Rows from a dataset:
+-------+
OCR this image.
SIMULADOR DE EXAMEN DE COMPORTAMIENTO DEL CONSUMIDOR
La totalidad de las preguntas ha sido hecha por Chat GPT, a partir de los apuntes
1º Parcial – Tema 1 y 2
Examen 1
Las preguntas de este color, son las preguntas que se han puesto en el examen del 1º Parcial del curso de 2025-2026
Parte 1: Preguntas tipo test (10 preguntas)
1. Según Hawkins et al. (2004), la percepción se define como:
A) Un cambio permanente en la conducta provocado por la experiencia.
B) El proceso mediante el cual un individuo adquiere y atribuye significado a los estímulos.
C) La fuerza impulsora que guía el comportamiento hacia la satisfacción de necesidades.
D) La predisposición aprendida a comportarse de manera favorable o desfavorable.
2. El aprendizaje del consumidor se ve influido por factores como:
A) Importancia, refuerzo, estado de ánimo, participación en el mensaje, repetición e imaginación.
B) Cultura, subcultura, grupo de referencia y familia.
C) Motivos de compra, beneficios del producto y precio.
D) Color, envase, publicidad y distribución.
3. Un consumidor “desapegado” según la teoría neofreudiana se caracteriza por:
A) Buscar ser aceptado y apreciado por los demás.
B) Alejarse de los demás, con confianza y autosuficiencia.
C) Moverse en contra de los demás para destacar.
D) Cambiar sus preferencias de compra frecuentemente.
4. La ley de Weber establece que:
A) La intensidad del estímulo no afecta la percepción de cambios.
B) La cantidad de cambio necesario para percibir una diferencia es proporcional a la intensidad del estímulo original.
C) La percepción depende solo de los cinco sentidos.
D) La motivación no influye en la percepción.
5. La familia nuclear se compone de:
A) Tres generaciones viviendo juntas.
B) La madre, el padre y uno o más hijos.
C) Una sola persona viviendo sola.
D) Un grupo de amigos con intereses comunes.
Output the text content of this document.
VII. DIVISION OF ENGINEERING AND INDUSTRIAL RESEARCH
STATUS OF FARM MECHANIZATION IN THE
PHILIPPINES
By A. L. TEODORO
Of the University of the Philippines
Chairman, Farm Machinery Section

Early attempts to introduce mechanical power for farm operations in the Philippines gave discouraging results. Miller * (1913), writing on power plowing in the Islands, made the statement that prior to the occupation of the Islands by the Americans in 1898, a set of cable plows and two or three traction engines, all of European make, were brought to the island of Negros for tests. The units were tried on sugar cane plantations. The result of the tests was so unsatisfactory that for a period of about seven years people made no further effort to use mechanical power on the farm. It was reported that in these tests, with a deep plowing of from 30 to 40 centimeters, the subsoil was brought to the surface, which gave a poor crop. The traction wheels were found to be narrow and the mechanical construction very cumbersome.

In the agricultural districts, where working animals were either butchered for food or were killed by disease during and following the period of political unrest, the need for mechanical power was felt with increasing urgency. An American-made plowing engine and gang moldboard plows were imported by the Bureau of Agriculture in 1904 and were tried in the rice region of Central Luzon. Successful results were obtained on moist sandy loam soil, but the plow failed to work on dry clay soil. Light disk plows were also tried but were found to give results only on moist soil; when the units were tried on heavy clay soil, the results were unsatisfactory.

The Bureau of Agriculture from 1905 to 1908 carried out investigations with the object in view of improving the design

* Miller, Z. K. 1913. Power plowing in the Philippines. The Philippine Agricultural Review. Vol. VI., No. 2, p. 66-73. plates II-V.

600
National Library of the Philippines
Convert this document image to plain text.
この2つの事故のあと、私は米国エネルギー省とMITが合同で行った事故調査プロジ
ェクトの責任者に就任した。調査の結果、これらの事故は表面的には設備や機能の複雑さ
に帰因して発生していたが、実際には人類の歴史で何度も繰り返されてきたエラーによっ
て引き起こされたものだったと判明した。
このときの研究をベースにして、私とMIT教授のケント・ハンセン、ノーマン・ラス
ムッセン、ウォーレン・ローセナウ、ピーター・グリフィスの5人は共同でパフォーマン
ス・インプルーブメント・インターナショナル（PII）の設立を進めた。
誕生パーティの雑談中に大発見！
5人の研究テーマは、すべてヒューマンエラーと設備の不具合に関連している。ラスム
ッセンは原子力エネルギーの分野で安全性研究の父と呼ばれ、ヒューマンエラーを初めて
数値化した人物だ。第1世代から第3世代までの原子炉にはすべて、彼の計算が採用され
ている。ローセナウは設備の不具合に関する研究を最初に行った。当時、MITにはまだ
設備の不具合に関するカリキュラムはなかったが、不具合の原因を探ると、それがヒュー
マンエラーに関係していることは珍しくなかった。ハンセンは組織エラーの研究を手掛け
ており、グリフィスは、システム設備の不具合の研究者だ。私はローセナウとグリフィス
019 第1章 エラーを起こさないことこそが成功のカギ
+-------+
Search the entries for the word "document" and gather every line where it appears.

Answer to this problem:
Output the text content of this document.
Convert this document image to plain text.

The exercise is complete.